Directive 1:
In the excerpt about strict booleans, reproduce the passage starting with "If it can happen, it" and going on through "can move on.", replacing "boolean" with "logical".
Directive 2:
Continue the excerpt about strict booleans after its final sentence.

Excerpted text:
-*-
If it can happen, it will.  Your compiler is either type-safe or it isn't.


June 27, 2004
Rex Couture wrote:
> Thanks for your thoughtful reply.  I never thought I'd get one.  I appreciate
> your thoughts, but I'm stubborn too.

To be perfectly frank, I agree that a strict boolean type is a good thing.  I just happen to think that the current semantics are workable enough that I can move on.

> I'm still mystified by his peculiar vision on this one.  Do you suppose he will
> cave in and give us strict booleans after version 1 is stable, or will the
> language then be frozen, lest it break too much code?

I'm not too optimistic.  Pretty much everybody seems to be in favour of this except Walter.  It didn't take nearly that sort of response to sway him in any other issue, (as far as I can recall) yet he remains unmoved on this issue.

> I know nothing about building compilers, but I've seen too many counterexamples
> to believe that a strict boolean type would significantly affect compilation
> time.
-*-
Supplied data:
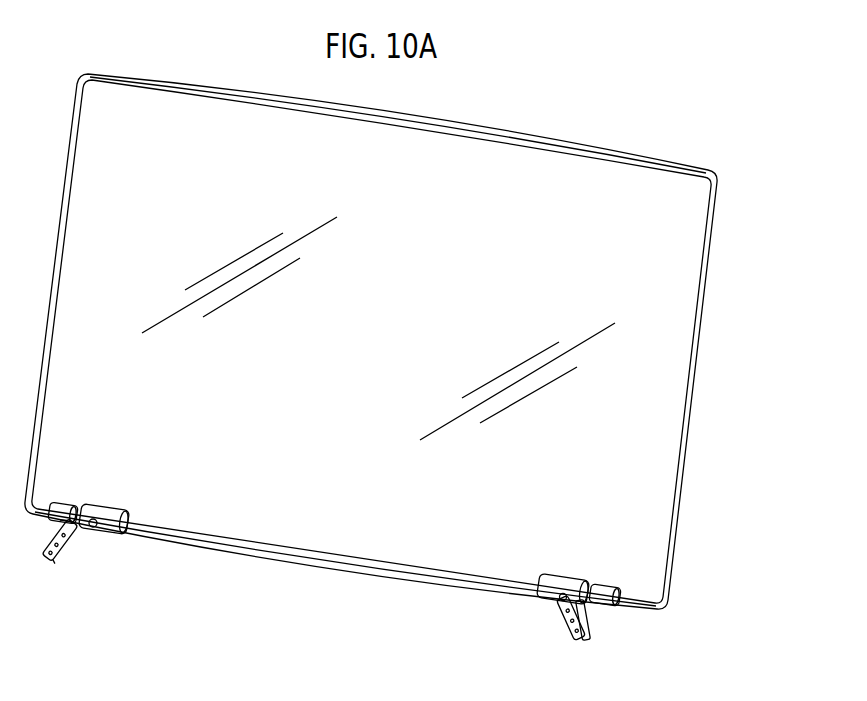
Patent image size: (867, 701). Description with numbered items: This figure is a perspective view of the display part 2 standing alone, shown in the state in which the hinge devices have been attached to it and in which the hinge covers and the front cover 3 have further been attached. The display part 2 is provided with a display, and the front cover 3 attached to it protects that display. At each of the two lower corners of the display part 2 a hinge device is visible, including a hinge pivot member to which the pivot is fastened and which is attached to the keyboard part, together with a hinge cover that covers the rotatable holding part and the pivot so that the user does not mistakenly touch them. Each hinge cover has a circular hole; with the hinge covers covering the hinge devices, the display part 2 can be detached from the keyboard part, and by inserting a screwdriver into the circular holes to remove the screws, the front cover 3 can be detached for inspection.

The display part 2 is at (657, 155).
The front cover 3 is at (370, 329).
-*-
Task result 1:
If it can happen, it will.  Your compiler is either type-safe or it isn't.


June 27, 2004
Rex Couture wrote:
> Thanks for your thoughtful reply.  I never thought I'd get one.  I appreciate
> your thoughts, but I'm stubborn too.

To be perfectly frank, I agree that a strict logical type is a good thing.  I just happen to think that the current semantics are workable enough that I can move on.

Task result 2:
It wouldn't.  I was just pointing out one of the benefits of having Walter as our BDFL*.

> 1. ... a weakness in the language is even more indicative of a weakness in the
> language.

Yup.

> 2.  A boolean type called "bit" isn't a syntactical oddity?  Walter already sort
> of endorsed pragmas.  His words:  "That might work."  I don't like pragmas
> either, but switches and compiler directives (what do you call
> them--meta-instructions?) work fine.  That one's not my call.

I think Walter's comment was more with respect to elegantly dealing with future changes to the core language and code written for a particular revision of the language.

A pragma feels right for this purpose, since it's more or less the perfect textbook example of an annotation as opposed to actually carrying meaning on its own. (I'll be the first to admit that my opinion on this matter is largely based on intuition)


    * BDFL: Benevolent Dictator For Life.  (see also: Guido van Rossum of Python fame)

 -- andy
June 27, 2004
Some good information here, I didn't know glib did this. -Walter

"@(write-my-first-name-here).info"
<""contact\"@(write-my-first-name-here).info"> wrote in message
news:cblbj3$1ne1$1@digitaldaemon.com...
> Walter wrote:
> >>would print the right values in the right order.
> >
> > Can you give an example where this would be necessary?
>
> My small contribution (I read this newsgroup a bit for some time, but this is just my second post, so I'll be modest *g*).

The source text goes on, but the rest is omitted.